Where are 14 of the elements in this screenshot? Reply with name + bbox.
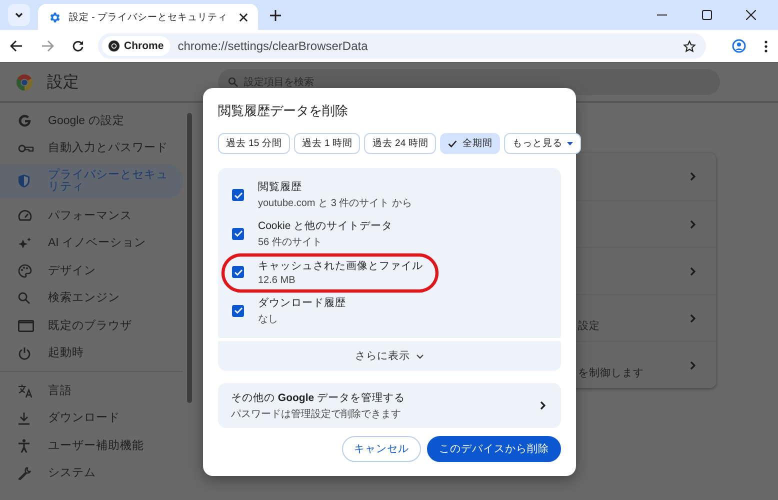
tab-title: 設定 - プライバシーとセキュリティ (69, 10, 228, 24)
link-detail: パスワードは管理設定で削除できます (231, 408, 402, 420)
url-text: chrome://settings/clearBrowserData (178, 39, 369, 53)
link-title: その他の Google データを管理する (231, 390, 406, 404)
dialog-title: 閲覧履歴データを削除 (218, 102, 349, 120)
option-title: キャッシュされた画像とファイル (258, 258, 423, 273)
option-detail: なし (258, 312, 279, 326)
option-title: 閲覧履歴 (258, 180, 303, 194)
option-title: ダウンロード履歴 (258, 296, 346, 310)
option-detail: youtube.com と 3 件のサイト から (258, 197, 412, 210)
page-title: 設定 (47, 72, 79, 92)
option-detail: 12.6 MB (258, 274, 296, 286)
option-title: Cookie と他のサイトデータ (258, 218, 393, 233)
option-detail: 56 件のサイト (258, 236, 323, 249)
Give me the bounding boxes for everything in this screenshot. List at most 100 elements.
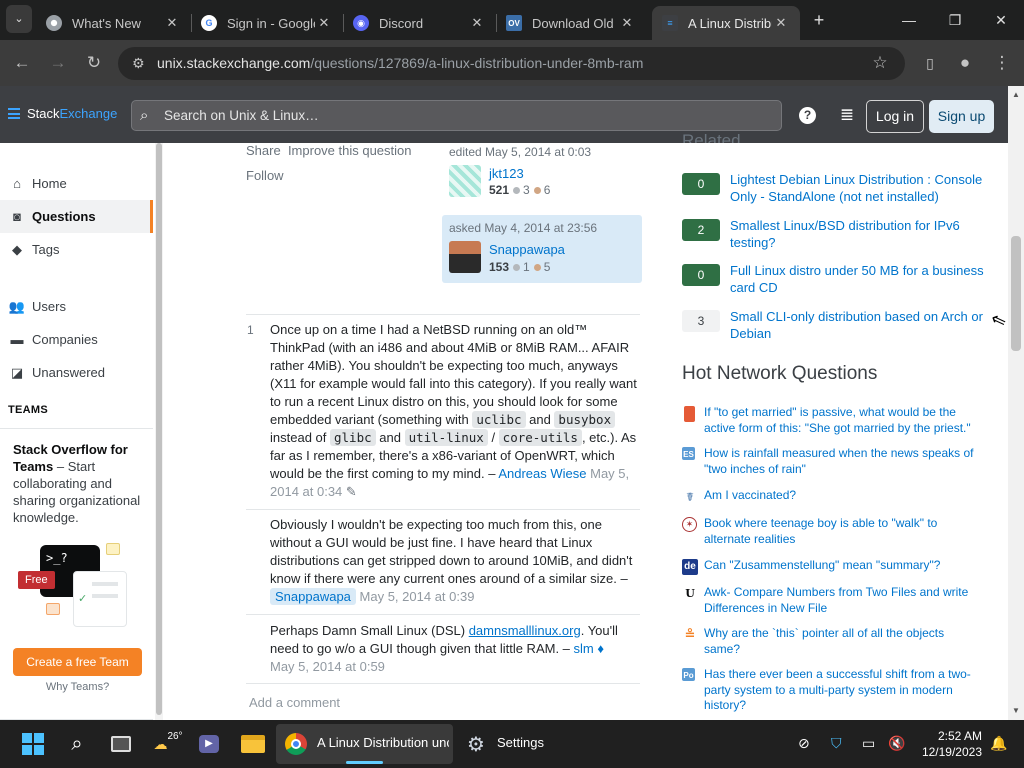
§
§ What is required
Please copy every line above word for word, leaving out the pictures.

§ The answer
Where are 14 of the elements in this screenshot? Reply with name + bbox.
tab-title: 設定 - プライバシーとセキュリティ (69, 10, 228, 24)
link-detail: パスワードは管理設定で削除できます (231, 408, 402, 420)
url-text: chrome://settings/clearBrowserData (178, 39, 369, 53)
link-title: その他の Google データを管理する (231, 390, 406, 404)
dialog-title: 閲覧履歴データを削除 (218, 102, 349, 120)
option-title: キャッシュされた画像とファイル (258, 258, 423, 273)
option-detail: なし (258, 312, 279, 326)
option-title: 閲覧履歴 (258, 180, 303, 194)
option-title: ダウンロード履歴 (258, 296, 346, 310)
option-detail: youtube.com と 3 件のサイト から (258, 197, 412, 210)
page-title: 設定 (47, 72, 79, 92)
option-detail: 12.6 MB (258, 274, 296, 286)
option-title: Cookie と他のサイトデータ (258, 218, 393, 233)
option-detail: 56 件のサイト (258, 236, 323, 249)
Give me the bounding boxes for everything in this screenshot. List at most 100 elements.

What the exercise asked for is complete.